### WORK REQUIRED
Go through the data below. List every line that holds the word "growth".

[Data entries]
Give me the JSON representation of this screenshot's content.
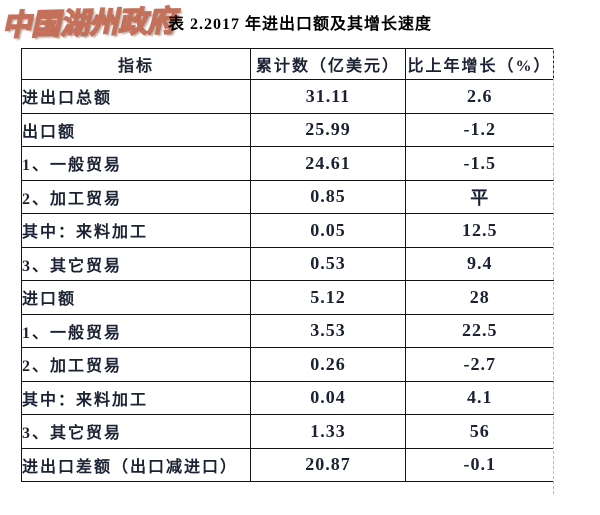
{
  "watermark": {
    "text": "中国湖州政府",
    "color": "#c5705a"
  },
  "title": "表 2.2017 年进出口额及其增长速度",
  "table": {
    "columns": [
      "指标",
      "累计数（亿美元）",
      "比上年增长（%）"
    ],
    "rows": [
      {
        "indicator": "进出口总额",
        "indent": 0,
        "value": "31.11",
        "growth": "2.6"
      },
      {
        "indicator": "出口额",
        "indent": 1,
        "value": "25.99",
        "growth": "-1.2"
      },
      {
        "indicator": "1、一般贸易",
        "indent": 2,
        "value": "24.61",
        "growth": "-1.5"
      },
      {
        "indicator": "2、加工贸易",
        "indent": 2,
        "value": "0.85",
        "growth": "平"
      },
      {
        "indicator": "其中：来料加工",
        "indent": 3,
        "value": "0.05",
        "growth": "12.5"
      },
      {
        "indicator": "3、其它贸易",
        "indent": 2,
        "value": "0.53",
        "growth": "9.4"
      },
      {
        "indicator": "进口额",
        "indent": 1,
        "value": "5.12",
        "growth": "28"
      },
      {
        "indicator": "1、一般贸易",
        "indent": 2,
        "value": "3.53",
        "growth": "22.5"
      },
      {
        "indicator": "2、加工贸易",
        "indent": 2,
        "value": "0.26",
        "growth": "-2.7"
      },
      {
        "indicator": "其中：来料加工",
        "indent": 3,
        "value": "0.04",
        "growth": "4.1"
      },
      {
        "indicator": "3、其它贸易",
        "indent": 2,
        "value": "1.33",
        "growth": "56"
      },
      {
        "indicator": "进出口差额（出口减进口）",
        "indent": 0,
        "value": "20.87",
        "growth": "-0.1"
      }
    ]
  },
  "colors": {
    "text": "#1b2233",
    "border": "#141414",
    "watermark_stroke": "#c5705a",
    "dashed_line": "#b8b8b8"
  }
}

### ANSWER TO THIS PROBLEM
        "growth": "2.6"
        "growth": "-1.2"
        "growth": "-1.5"
        "growth": "平"
        "growth": "12.5"
        "growth": "9.4"
        "growth": "28"
        "growth": "22.5"
        "growth": "-2.7"
        "growth": "4.1"
        "growth": "56"
        "growth": "-0.1"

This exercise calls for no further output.